**Problem to work on**: Every line in the data below that includes "NATURALES" belongs in the answer, copied as it stands.

——

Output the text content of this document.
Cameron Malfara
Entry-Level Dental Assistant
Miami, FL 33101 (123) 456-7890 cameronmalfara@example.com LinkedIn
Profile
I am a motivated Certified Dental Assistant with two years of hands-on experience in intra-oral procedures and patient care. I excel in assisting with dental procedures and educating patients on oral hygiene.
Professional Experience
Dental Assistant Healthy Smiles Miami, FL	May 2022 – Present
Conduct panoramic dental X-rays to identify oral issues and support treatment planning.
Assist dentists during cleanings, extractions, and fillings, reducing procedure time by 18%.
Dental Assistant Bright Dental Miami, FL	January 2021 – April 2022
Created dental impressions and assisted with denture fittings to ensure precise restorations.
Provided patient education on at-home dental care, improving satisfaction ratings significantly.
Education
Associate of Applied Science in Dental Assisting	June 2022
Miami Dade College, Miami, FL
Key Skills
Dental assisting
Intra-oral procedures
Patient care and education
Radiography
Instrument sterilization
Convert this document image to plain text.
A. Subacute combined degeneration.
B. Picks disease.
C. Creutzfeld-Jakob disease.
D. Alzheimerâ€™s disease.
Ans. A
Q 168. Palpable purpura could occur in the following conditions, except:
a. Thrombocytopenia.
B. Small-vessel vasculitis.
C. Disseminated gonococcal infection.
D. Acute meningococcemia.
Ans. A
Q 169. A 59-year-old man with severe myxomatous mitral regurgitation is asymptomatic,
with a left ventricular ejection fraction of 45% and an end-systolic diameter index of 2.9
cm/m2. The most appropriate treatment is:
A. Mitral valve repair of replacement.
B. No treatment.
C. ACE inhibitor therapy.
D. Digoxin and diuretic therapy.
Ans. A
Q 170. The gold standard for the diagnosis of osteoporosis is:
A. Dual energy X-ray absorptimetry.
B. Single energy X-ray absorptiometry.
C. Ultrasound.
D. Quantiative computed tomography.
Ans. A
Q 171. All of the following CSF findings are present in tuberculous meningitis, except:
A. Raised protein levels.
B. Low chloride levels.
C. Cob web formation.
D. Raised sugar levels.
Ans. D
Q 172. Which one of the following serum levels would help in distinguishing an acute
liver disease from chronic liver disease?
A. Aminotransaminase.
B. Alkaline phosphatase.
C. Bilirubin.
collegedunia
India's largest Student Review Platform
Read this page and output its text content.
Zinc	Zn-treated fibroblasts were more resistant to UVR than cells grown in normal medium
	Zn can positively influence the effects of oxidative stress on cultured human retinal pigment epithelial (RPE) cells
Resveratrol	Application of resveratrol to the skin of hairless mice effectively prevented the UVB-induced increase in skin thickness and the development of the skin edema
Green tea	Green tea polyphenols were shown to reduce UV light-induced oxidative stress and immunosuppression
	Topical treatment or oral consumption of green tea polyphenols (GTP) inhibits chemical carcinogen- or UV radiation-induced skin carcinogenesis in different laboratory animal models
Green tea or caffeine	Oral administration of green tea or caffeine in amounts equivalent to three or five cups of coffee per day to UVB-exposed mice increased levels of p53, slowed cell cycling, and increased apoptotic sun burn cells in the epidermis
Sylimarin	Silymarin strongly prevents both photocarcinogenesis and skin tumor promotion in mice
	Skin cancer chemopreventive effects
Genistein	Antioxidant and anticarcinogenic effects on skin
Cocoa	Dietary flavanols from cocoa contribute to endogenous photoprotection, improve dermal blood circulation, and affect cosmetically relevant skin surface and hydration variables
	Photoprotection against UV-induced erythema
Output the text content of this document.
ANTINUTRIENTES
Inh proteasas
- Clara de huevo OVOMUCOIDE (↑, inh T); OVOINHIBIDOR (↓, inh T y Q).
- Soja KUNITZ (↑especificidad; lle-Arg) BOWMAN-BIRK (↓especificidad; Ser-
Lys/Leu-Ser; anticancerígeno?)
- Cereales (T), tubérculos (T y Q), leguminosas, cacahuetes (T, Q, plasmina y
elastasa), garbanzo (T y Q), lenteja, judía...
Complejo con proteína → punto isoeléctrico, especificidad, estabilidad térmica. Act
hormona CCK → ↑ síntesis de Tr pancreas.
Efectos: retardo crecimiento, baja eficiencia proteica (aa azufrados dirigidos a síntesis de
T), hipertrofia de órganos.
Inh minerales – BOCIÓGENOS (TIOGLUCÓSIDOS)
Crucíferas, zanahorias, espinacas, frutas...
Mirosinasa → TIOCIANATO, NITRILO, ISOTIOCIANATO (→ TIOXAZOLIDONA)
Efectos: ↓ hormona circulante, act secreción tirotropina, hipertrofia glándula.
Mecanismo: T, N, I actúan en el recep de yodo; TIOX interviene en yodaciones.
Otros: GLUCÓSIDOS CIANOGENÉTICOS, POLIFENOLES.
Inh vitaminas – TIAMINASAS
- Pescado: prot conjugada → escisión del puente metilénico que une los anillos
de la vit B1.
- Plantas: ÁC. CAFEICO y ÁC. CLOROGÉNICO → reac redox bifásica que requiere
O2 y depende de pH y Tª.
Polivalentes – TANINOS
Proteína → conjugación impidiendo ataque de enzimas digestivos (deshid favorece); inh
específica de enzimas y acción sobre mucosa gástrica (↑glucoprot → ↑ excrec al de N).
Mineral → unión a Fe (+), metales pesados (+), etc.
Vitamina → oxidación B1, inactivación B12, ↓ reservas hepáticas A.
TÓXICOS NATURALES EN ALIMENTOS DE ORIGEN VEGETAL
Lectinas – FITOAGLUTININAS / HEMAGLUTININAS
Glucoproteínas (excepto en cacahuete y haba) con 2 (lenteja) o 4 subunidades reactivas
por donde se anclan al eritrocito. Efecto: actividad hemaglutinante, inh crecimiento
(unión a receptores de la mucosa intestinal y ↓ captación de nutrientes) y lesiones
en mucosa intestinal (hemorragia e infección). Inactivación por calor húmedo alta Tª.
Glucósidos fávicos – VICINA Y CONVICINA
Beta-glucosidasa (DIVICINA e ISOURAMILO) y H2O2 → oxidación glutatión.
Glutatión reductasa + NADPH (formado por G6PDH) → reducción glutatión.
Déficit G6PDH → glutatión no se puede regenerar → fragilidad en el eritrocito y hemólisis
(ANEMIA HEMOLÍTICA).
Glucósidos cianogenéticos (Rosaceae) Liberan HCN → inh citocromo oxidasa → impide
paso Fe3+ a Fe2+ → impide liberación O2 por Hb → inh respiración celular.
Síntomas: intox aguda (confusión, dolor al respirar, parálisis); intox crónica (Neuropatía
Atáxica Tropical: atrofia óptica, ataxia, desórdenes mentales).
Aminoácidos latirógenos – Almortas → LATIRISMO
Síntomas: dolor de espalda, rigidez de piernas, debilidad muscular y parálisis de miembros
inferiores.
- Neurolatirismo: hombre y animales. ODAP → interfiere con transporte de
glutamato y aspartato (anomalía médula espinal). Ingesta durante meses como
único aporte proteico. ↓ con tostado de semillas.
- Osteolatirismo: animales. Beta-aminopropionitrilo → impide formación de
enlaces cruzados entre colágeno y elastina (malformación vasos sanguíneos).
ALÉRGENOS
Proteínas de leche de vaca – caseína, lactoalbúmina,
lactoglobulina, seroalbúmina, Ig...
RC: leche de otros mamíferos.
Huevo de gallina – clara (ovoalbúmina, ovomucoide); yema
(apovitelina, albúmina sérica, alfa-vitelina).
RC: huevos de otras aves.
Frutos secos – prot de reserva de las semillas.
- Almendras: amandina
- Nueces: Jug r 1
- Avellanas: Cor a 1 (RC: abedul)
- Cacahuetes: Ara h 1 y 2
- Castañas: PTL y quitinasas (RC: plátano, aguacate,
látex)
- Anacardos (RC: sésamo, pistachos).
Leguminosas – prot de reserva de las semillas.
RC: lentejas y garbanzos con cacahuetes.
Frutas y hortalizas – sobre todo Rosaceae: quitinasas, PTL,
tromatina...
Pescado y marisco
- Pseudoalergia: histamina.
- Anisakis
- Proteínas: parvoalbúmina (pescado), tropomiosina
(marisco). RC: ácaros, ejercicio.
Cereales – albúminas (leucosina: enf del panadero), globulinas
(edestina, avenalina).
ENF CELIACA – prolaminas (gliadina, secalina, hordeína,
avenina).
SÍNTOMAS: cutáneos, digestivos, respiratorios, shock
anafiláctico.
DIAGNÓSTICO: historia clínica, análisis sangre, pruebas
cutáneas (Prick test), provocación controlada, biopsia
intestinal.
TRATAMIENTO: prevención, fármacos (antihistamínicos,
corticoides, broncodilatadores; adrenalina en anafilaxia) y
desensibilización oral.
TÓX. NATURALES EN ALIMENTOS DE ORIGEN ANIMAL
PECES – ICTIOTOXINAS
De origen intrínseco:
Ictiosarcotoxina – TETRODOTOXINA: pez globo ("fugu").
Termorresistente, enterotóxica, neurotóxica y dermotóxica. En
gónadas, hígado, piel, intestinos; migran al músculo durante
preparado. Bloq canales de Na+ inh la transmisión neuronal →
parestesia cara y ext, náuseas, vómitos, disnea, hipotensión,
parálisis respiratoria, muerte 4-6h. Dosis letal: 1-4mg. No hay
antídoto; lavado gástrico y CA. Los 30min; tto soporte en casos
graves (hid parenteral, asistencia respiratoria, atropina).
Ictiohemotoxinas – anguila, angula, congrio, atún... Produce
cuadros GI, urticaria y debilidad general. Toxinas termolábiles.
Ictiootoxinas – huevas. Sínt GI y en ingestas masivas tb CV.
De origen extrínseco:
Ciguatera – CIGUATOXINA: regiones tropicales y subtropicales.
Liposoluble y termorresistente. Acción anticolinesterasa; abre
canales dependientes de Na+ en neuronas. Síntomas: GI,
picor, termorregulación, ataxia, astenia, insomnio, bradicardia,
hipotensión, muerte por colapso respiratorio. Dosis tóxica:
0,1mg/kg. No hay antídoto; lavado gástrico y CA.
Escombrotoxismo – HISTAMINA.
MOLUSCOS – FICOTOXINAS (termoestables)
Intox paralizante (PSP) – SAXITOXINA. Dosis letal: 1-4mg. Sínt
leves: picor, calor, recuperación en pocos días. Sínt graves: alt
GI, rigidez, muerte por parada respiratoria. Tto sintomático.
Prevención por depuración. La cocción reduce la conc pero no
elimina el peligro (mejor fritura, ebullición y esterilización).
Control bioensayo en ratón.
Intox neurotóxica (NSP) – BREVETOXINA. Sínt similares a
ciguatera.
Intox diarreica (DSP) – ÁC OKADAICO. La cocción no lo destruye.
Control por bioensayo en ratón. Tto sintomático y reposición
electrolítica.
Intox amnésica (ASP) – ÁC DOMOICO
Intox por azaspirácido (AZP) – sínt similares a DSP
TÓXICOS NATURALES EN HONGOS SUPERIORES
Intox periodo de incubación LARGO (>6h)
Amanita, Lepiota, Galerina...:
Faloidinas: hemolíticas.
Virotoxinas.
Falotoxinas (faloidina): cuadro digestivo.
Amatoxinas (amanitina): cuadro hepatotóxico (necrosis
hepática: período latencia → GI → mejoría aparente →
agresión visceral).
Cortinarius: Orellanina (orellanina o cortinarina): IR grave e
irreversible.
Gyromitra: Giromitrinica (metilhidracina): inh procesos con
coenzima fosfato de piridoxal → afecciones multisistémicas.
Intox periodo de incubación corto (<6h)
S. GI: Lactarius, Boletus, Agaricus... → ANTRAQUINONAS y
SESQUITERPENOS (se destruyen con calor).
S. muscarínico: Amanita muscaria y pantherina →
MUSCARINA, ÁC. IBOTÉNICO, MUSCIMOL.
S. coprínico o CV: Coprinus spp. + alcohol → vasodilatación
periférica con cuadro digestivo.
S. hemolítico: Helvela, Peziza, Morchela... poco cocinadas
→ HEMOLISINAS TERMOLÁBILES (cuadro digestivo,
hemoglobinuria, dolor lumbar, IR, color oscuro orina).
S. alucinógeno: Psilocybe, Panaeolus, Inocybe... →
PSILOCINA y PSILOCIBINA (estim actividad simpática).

——

**Answer for this exercise**:
TÓXICOS NATURALES EN ALIMENTOS DE ORIGEN VEGETAL
TÓX. NATURALES EN ALIMENTOS DE ORIGEN ANIMAL
TÓXICOS NATURALES EN HONGOS SUPERIORES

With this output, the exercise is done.